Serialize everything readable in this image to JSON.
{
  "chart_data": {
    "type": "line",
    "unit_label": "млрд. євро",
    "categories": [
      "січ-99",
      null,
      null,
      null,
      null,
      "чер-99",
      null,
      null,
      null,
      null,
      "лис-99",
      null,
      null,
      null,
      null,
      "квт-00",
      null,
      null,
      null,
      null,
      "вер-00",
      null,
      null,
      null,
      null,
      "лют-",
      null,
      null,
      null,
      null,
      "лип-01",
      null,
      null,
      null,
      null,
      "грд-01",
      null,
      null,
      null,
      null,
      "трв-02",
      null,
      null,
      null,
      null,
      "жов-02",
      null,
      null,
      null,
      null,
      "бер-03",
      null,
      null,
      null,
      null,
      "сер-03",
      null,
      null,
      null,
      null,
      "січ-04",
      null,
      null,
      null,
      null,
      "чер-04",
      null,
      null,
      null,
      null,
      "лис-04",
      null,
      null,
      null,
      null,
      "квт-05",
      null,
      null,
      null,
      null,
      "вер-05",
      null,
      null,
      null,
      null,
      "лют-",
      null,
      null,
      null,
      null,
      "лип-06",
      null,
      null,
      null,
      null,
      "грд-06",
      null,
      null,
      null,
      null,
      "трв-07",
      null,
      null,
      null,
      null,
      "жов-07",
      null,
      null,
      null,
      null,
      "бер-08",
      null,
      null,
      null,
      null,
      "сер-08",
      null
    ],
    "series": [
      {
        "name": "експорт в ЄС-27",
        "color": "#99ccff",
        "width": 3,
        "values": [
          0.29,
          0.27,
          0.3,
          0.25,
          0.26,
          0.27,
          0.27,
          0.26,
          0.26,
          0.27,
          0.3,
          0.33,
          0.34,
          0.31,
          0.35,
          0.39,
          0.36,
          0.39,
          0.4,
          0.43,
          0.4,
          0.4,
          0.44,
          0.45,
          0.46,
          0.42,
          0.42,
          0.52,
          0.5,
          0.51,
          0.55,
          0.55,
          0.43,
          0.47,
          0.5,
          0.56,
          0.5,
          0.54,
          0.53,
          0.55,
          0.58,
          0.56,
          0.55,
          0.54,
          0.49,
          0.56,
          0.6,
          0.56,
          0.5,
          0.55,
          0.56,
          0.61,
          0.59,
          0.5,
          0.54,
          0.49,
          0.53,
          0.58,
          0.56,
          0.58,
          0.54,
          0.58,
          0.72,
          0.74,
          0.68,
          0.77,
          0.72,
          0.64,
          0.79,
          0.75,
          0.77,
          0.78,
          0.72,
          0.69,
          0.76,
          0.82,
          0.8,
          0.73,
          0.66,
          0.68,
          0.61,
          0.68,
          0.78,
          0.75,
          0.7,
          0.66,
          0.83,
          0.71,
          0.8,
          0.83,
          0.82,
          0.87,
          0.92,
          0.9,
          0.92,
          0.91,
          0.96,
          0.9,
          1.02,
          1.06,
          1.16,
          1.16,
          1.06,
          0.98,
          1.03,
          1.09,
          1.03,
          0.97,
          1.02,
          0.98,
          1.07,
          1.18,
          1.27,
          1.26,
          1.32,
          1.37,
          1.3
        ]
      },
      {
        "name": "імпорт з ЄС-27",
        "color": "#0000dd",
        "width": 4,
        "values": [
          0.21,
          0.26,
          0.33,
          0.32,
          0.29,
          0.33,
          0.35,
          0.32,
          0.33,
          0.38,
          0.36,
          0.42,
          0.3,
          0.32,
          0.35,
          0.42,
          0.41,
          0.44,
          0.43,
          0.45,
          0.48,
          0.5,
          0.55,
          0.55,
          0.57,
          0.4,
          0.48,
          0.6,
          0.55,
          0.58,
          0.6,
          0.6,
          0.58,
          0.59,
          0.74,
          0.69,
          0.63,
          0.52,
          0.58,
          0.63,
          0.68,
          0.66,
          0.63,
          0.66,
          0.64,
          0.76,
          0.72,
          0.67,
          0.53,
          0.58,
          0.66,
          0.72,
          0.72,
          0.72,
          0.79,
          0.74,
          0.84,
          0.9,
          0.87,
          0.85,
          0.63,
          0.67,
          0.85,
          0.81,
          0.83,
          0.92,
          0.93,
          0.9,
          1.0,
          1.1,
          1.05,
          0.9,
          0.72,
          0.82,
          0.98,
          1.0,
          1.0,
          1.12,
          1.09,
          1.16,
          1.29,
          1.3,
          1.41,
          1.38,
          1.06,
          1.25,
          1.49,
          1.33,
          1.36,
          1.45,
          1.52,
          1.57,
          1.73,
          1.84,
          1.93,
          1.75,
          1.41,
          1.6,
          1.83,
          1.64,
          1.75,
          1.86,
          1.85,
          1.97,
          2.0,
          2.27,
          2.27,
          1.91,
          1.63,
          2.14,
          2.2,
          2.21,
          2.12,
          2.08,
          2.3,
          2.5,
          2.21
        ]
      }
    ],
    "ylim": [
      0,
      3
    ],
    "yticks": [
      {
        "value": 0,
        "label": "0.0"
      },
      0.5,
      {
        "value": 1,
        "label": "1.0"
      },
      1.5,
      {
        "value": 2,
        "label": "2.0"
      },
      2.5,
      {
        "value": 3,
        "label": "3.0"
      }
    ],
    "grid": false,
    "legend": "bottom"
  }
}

AIM OF THE EXERCISE | Would you copy out each line exactly as written?

COMPLETED EXERCISE |
Serialize everything readable in this image to JSON.
{
  "chart_data": {
    "type": "line",
    "unit_label": "млрд. євро",
    "categories": [
      "січ-99",
      null,
      null,
      null,
      null,
      "чер-99",
      null,
      null,
      null,
      null,
      "лис-99",
      null,
      null,
      null,
      null,
      "квт-00",
      null,
      null,
      null,
      null,
      "вер-00",
      null,
      null,
      null,
      null,
      "лют-",
      null,
      null,
      null,
      null,
      "лип-01",
      null,
      null,
      null,
      null,
      "грд-01",
      null,
      null,
      null,
      null,
      "трв-02",
      null,
      null,
      null,
      null,
      "жов-02",
      null,
      null,
      null,
      null,
      "бер-03",
      null,
      null,
      null,
      null,
      "сер-03",
      null,
      null,
      null,
      null,
      "січ-04",
      null,
      null,
      null,
      null,
      "чер-04",
      null,
      null,
      null,
      null,
      "лис-04",
      null,
      null,
      null,
      null,
      "квт-05",
      null,
      null,
      null,
      null,
      "вер-05",
      null,
      null,
      null,
      null,
      "лют-",
      null,
      null,
      null,
      null,
      "лип-06",
      null,
      null,
      null,
      null,
      "грд-06",
      null,
      null,
      null,
      null,
      "трв-07",
      null,
      null,
      null,
      null,
      "жов-07",
      null,
      null,
      null,
      null,
      "бер-08",
      null,
      null,
      null,
      null,
      "сер-08",
      null
    ],
    "series": [
      {
        "name": "експорт в ЄС-27",
        "color": "#99ccff",
        "width": 3,
        "values": [
          0.29,
          0.27,
          0.3,
          0.25,
          0.26,
          0.27,
          0.27,
          0.26,
          0.26,
          0.27,
          0.3,
          0.33,
          0.34,
          0.31,
          0.35,
          0.39,
          0.36,
          0.39,
          0.4,
          0.43,
          0.4,
          0.4,
          0.44,
          0.45,
          0.46,
          0.42,
          0.42,
          0.52,
          0.5,
          0.51,
          0.55,
          0.55,
          0.43,
          0.47,
          0.5,
          0.56,
          0.5,
          0.54,
          0.53,
          0.55,
          0.58,
          0.56,
          0.55,
          0.54,
          0.49,
          0.56,
          0.6,
          0.56,
          0.5,
          0.55,
          0.56,
          0.61,
          0.59,
          0.5,
          0.54,
          0.49,
          0.53,
          0.58,
          0.56,
          0.58,
          0.54,
          0.58,
          0.72,
          0.74,
          0.68,
          0.77,
          0.72,
          0.64,
          0.79,
          0.75,
          0.77,
          0.78,
          0.72,
          0.69,
          0.76,
          0.82,
          0.8,
          0.73,
          0.66,
          0.68,
          0.61,
          0.68,
          0.78,
          0.75,
          0.7,
          0.66,
          0.83,
          0.71,
          0.8,
          0.83,
          0.82,
          0.87,
          0.92,
          0.9,
          0.92,
          0.91,
          0.96,
          0.9,
          1.02,
          1.06,
          1.16,
          1.16,
          1.06,
          0.98,
          1.03,
          1.09,
          1.03,
          0.97,
          1.02,
          0.98,
          1.07,
          1.18,
          1.27,
          1.26,
          1.32,
          1.37,
          1.3
        ]
      },
      {
        "name": "імпорт з ЄС-27",
        "color": "#0000dd",
        "width": 4,
        "values": [
          0.21,
          0.26,
          0.33,
          0.32,
          0.29,
          0.33,
          0.35,
          0.32,
          0.33,
          0.38,
          0.36,
          0.42,
          0.3,
          0.32,
          0.35,
          0.42,
          0.41,
          0.44,
          0.43,
          0.45,
          0.48,
          0.5,
          0.55,
          0.55,
          0.57,
          0.4,
          0.48,
          0.6,
          0.55,
          0.58,
          0.6,
          0.6,
          0.58,
          0.59,
          0.74,
          0.69,
          0.63,
          0.52,
          0.58,
          0.63,
          0.68,
          0.66,
          0.63,
          0.66,
          0.64,
          0.76,
          0.72,
          0.67,
          0.53,
          0.58,
          0.66,
          0.72,
          0.72,
          0.72,
          0.79,
          0.74,
          0.84,
          0.9,
          0.87,
          0.85,
          0.63,
          0.67,
          0.85,
          0.81,
          0.83,
          0.92,
          0.93,
          0.9,
          1.0,
          1.1,
          1.05,
          0.9,
          0.72,
          0.82,
          0.98,
          1.0,
          1.0,
          1.12,
          1.09,
          1.16,
          1.29,
          1.3,
          1.41,
          1.38,
          1.06,
          1.25,
          1.49,
          1.33,
          1.36,
          1.45,
          1.52,
          1.57,
          1.73,
          1.84,
          1.93,
          1.75,
          1.41,
          1.6,
          1.83,
          1.64,
          1.75,
          1.86,
          1.85,
          1.97,
          2.0,
          2.27,
          2.27,
          1.91,
          1.63,
          2.14,
          2.2,
          2.21,
          2.12,
          2.08,
          2.3,
          2.5,
          2.21
        ]
      }
    ],
    "ylim": [
      0,
      3
    ],
    "yticks": [
      {
        "value": 0,
        "label": "0.0"
      },
      0.5,
      {
        "value": 1,
        "label": "1.0"
      },
      1.5,
      {
        "value": 2,
        "label": "2.0"
      },
      2.5,
      {
        "value": 3,
        "label": "3.0"
      }
    ],
    "grid": false,
    "legend": "bottom"
  }
}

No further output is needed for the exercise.